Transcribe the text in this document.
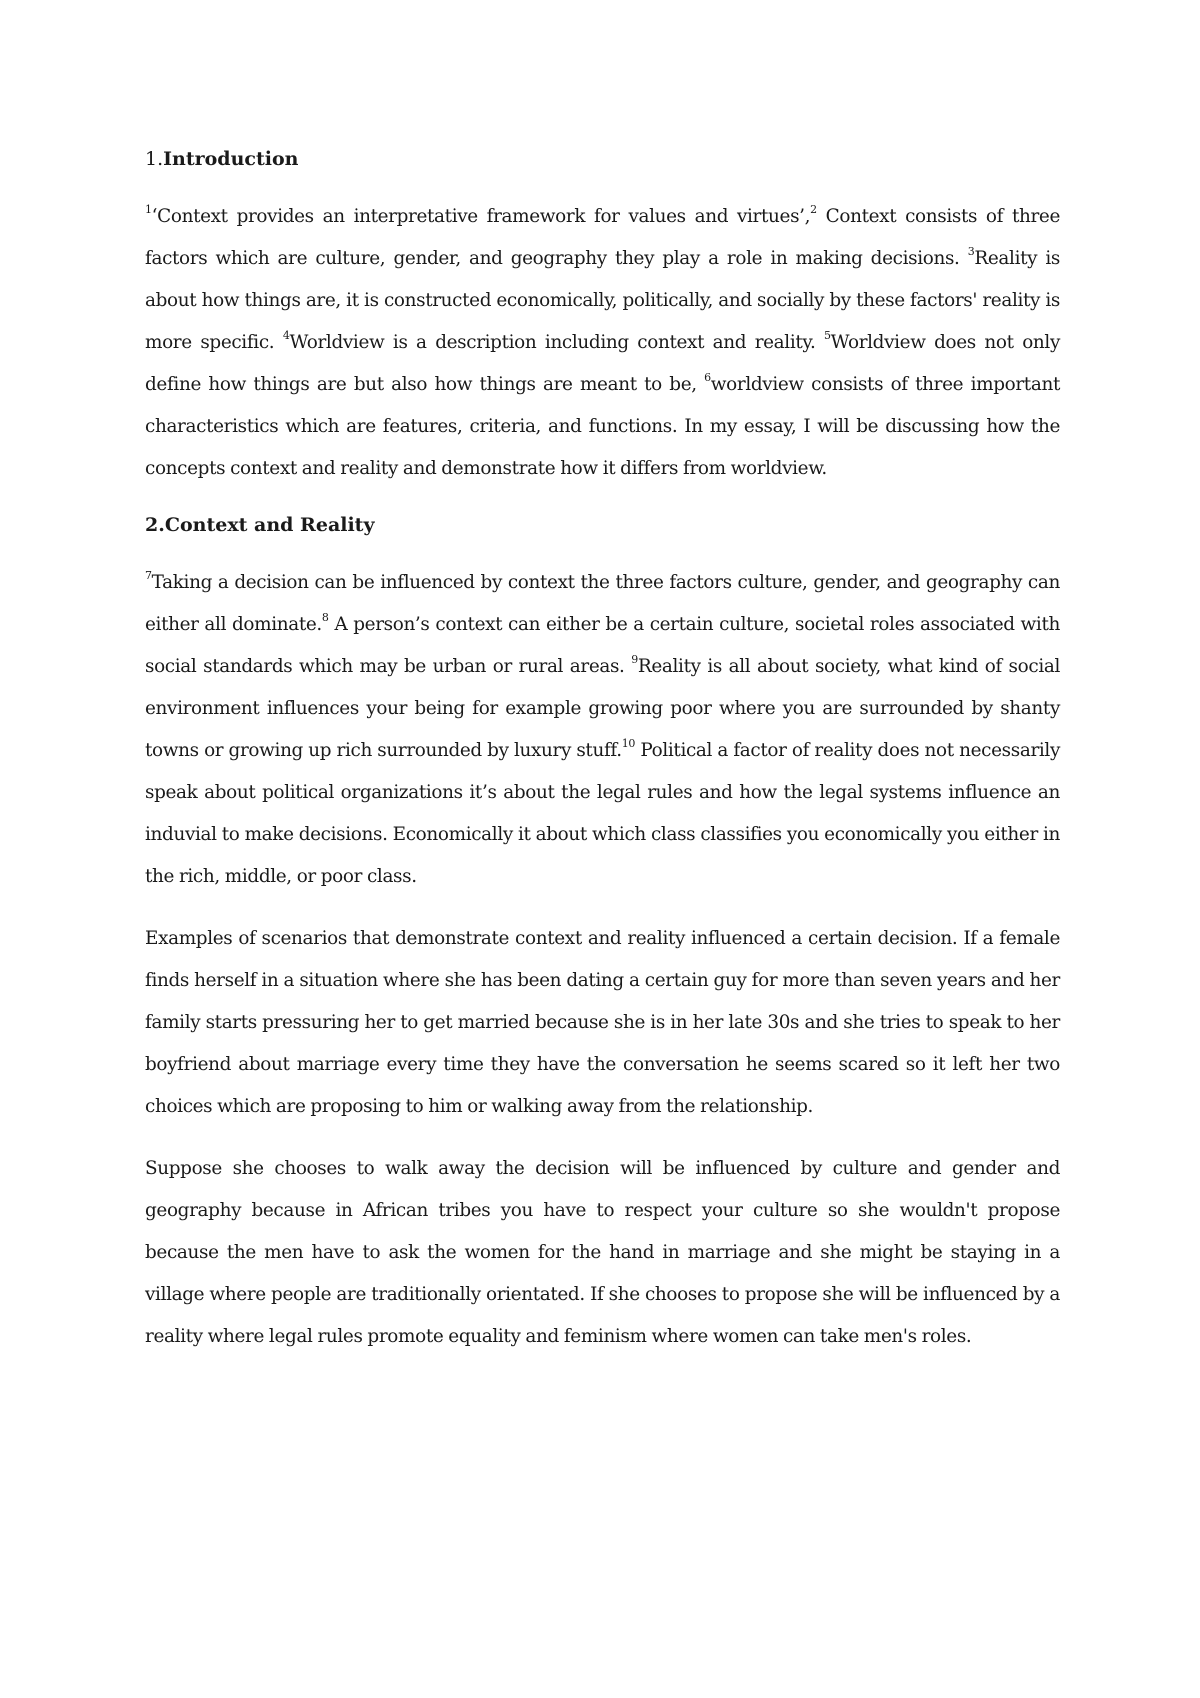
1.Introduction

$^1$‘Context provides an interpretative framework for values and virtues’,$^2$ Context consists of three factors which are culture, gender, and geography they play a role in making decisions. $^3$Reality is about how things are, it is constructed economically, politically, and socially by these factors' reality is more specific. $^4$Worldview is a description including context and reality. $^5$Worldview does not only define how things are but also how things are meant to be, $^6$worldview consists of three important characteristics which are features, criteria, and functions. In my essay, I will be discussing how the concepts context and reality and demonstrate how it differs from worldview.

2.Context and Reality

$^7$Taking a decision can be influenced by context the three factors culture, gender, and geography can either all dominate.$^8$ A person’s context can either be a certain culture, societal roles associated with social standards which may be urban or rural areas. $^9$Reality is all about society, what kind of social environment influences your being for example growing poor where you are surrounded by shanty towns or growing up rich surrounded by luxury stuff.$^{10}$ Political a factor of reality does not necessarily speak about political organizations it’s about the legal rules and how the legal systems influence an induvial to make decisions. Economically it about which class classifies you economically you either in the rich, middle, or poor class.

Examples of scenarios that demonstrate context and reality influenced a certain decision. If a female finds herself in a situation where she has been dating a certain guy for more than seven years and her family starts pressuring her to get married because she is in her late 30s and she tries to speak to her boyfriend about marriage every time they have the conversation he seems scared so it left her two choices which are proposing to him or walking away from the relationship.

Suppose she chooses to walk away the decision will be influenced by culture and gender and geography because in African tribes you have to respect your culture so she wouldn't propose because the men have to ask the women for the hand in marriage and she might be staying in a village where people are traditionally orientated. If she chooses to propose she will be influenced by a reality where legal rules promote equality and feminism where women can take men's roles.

◆ To be done ◆
Without including any pictures, please restate all the records exactly.

◆ Response to this task ◆
Transcribe the text in this document.
1.Introduction

$^1$‘Context provides an interpretative framework for values and virtues’,$^2$ Context consists of three factors which are culture, gender, and geography they play a role in making decisions. $^3$Reality is about how things are, it is constructed economically, politically, and socially by these factors' reality is more specific. $^4$Worldview is a description including context and reality. $^5$Worldview does not only define how things are but also how things are meant to be, $^6$worldview consists of three important characteristics which are features, criteria, and functions. In my essay, I will be discussing how the concepts context and reality and demonstrate how it differs from worldview.

2.Context and Reality

$^7$Taking a decision can be influenced by context the three factors culture, gender, and geography can either all dominate.$^8$ A person’s context can either be a certain culture, societal roles associated with social standards which may be urban or rural areas. $^9$Reality is all about society, what kind of social environment influences your being for example growing poor where you are surrounded by shanty towns or growing up rich surrounded by luxury stuff.$^{10}$ Political a factor of reality does not necessarily speak about political organizations it’s about the legal rules and how the legal systems influence an induvial to make decisions. Economically it about which class classifies you economically you either in the rich, middle, or poor class.

Examples of scenarios that demonstrate context and reality influenced a certain decision. If a female finds herself in a situation where she has been dating a certain guy for more than seven years and her family starts pressuring her to get married because she is in her late 30s and she tries to speak to her boyfriend about marriage every time they have the conversation he seems scared so it left her two choices which are proposing to him or walking away from the relationship.

Suppose she chooses to walk away the decision will be influenced by culture and gender and geography because in African tribes you have to respect your culture so she wouldn't propose because the men have to ask the women for the hand in marriage and she might be staying in a village where people are traditionally orientated. If she chooses to propose she will be influenced by a reality where legal rules promote equality and feminism where women can take men's roles.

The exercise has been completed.